Would you transcribe all of the data exactly, down to the last character?

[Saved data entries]
────────
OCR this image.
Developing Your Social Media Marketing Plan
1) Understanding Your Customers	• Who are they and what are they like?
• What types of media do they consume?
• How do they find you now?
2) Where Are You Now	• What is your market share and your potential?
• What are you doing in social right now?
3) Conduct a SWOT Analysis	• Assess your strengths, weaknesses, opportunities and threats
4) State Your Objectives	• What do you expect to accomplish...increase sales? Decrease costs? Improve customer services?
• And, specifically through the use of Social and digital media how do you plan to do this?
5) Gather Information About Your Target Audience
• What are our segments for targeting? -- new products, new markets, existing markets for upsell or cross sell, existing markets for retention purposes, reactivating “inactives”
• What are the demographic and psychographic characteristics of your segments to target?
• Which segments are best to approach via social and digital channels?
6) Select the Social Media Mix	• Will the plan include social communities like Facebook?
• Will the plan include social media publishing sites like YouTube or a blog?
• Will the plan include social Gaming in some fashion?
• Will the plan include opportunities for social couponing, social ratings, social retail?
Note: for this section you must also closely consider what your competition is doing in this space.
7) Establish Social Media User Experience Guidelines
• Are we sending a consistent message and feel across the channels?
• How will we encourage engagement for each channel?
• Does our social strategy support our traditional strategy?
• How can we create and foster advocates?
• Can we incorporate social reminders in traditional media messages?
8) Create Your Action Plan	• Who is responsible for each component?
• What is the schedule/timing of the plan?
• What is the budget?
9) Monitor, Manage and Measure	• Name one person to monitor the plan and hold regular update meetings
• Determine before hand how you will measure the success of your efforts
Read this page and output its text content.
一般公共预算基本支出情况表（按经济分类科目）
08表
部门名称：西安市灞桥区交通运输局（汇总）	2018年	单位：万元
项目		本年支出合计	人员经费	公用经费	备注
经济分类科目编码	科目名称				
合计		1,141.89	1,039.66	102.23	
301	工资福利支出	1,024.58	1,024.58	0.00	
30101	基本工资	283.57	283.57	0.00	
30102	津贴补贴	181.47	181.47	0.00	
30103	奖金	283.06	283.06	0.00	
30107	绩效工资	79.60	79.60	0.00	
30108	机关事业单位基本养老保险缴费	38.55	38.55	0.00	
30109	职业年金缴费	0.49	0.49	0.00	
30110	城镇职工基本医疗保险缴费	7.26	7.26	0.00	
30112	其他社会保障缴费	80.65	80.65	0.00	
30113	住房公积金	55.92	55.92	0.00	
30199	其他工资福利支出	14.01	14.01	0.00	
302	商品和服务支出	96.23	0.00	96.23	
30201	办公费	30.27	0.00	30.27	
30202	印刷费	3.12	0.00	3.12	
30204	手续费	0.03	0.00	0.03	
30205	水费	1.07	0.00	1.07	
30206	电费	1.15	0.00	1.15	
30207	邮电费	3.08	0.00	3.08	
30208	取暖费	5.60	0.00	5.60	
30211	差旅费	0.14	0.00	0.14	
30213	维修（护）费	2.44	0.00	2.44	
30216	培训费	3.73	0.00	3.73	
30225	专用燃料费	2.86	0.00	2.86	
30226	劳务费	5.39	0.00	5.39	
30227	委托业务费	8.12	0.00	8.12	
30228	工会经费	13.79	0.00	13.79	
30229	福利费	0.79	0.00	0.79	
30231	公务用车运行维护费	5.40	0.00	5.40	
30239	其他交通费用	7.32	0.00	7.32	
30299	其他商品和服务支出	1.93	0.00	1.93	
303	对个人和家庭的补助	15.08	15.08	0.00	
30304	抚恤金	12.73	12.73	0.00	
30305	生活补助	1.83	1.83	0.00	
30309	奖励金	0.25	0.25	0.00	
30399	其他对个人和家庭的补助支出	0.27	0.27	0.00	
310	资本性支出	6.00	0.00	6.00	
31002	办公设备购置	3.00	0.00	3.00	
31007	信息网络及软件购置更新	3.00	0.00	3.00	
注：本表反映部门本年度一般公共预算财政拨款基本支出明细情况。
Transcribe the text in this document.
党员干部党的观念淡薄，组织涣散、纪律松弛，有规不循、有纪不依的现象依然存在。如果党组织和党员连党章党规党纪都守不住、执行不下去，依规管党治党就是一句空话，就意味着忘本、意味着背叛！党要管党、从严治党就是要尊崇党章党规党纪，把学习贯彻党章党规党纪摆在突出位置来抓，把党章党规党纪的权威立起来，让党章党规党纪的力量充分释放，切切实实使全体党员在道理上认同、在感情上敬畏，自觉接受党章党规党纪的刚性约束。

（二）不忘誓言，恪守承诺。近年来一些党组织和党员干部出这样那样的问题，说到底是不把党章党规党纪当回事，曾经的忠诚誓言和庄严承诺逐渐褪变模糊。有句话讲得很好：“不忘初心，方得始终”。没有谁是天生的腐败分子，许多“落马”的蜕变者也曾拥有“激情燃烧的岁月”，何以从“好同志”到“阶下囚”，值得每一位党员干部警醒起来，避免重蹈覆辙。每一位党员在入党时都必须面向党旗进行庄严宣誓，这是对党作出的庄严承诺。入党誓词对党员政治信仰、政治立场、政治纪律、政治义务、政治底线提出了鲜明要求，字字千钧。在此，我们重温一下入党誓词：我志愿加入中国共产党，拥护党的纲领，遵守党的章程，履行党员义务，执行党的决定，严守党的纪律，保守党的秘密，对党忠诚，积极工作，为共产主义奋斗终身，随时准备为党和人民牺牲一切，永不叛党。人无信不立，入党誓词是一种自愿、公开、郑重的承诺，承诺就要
────────
Result for this exercise:
OCR this image.
Developing Your Social Media Marketing Plan
1) Understanding Your Customers	• Who are they and what are they like?
• What types of media do they consume?
• How do they find you now?
2) Where Are You Now	• What is your market share and your potential?
• What are you doing in social right now?
3) Conduct a SWOT Analysis	• Assess your strengths, weaknesses, opportunities and threats
4) State Your Objectives	• What do you expect to accomplish...increase sales? Decrease costs? Improve customer services?
• And, specifically through the use of Social and digital media how do you plan to do this?
5) Gather Information About Your Target Audience
• What are our segments for targeting? -- new products, new markets, existing markets for upsell or cross sell, existing markets for retention purposes, reactivating “inactives”
• What are the demographic and psychographic characteristics of your segments to target?
• Which segments are best to approach via social and digital channels?
6) Select the Social Media Mix	• Will the plan include social communities like Facebook?
• Will the plan include social media publishing sites like YouTube or a blog?
• Will the plan include social Gaming in some fashion?
• Will the plan include opportunities for social couponing, social ratings, social retail?
Note: for this section you must also closely consider what your competition is doing in this space.
7) Establish Social Media User Experience Guidelines
• Are we sending a consistent message and feel across the channels?
• How will we encourage engagement for each channel?
• Does our social strategy support our traditional strategy?
• How can we create and foster advocates?
• Can we incorporate social reminders in traditional media messages?
8) Create Your Action Plan	• Who is responsible for each component?
• What is the schedule/timing of the plan?
• What is the budget?
9) Monitor, Manage and Measure	• Name one person to monitor the plan and hold regular update meetings
• Determine before hand how you will measure the success of your efforts
Read this page and output its text content.
一般公共预算基本支出情况表（按经济分类科目）
08表
部门名称：西安市灞桥区交通运输局（汇总）	2018年	单位：万元
项目		本年支出合计	人员经费	公用经费	备注
经济分类科目编码	科目名称				
合计		1,141.89	1,039.66	102.23	
301	工资福利支出	1,024.58	1,024.58	0.00	
30101	基本工资	283.57	283.57	0.00	
30102	津贴补贴	181.47	181.47	0.00	
30103	奖金	283.06	283.06	0.00	
30107	绩效工资	79.60	79.60	0.00	
30108	机关事业单位基本养老保险缴费	38.55	38.55	0.00	
30109	职业年金缴费	0.49	0.49	0.00	
30110	城镇职工基本医疗保险缴费	7.26	7.26	0.00	
30112	其他社会保障缴费	80.65	80.65	0.00	
30113	住房公积金	55.92	55.92	0.00	
30199	其他工资福利支出	14.01	14.01	0.00	
302	商品和服务支出	96.23	0.00	96.23	
30201	办公费	30.27	0.00	30.27	
30202	印刷费	3.12	0.00	3.12	
30204	手续费	0.03	0.00	0.03	
30205	水费	1.07	0.00	1.07	
30206	电费	1.15	0.00	1.15	
30207	邮电费	3.08	0.00	3.08	
30208	取暖费	5.60	0.00	5.60	
30211	差旅费	0.14	0.00	0.14	
30213	维修（护）费	2.44	0.00	2.44	
30216	培训费	3.73	0.00	3.73	
30225	专用燃料费	2.86	0.00	2.86	
30226	劳务费	5.39	0.00	5.39	
30227	委托业务费	8.12	0.00	8.12	
30228	工会经费	13.79	0.00	13.79	
30229	福利费	0.79	0.00	0.79	
30231	公务用车运行维护费	5.40	0.00	5.40	
30239	其他交通费用	7.32	0.00	7.32	
30299	其他商品和服务支出	1.93	0.00	1.93	
303	对个人和家庭的补助	15.08	15.08	0.00	
30304	抚恤金	12.73	12.73	0.00	
30305	生活补助	1.83	1.83	0.00	
30309	奖励金	0.25	0.25	0.00	
30399	其他对个人和家庭的补助支出	0.27	0.27	0.00	
310	资本性支出	6.00	0.00	6.00	
31002	办公设备购置	3.00	0.00	3.00	
31007	信息网络及软件购置更新	3.00	0.00	3.00	
注：本表反映部门本年度一般公共预算财政拨款基本支出明细情况。
Transcribe the text in this document.
党员干部党的观念淡薄，组织涣散、纪律松弛，有规不循、有纪不依的现象依然存在。如果党组织和党员连党章党规党纪都守不住、执行不下去，依规管党治党就是一句空话，就意味着忘本、意味着背叛！党要管党、从严治党就是要尊崇党章党规党纪，把学习贯彻党章党规党纪摆在突出位置来抓，把党章党规党纪的权威立起来，让党章党规党纪的力量充分释放，切切实实使全体党员在道理上认同、在感情上敬畏，自觉接受党章党规党纪的刚性约束。

（二）不忘誓言，恪守承诺。近年来一些党组织和党员干部出这样那样的问题，说到底是不把党章党规党纪当回事，曾经的忠诚誓言和庄严承诺逐渐褪变模糊。有句话讲得很好：“不忘初心，方得始终”。没有谁是天生的腐败分子，许多“落马”的蜕变者也曾拥有“激情燃烧的岁月”，何以从“好同志”到“阶下囚”，值得每一位党员干部警醒起来，避免重蹈覆辙。每一位党员在入党时都必须面向党旗进行庄严宣誓，这是对党作出的庄严承诺。入党誓词对党员政治信仰、政治立场、政治纪律、政治义务、政治底线提出了鲜明要求，字字千钧。在此，我们重温一下入党誓词：我志愿加入中国共产党，拥护党的纲领，遵守党的章程，履行党员义务，执行党的决定，严守党的纪律，保守党的秘密，对党忠诚，积极工作，为共产主义奋斗终身，随时准备为党和人民牺牲一切，永不叛党。人无信不立，入党誓词是一种自愿、公开、郑重的承诺，承诺就要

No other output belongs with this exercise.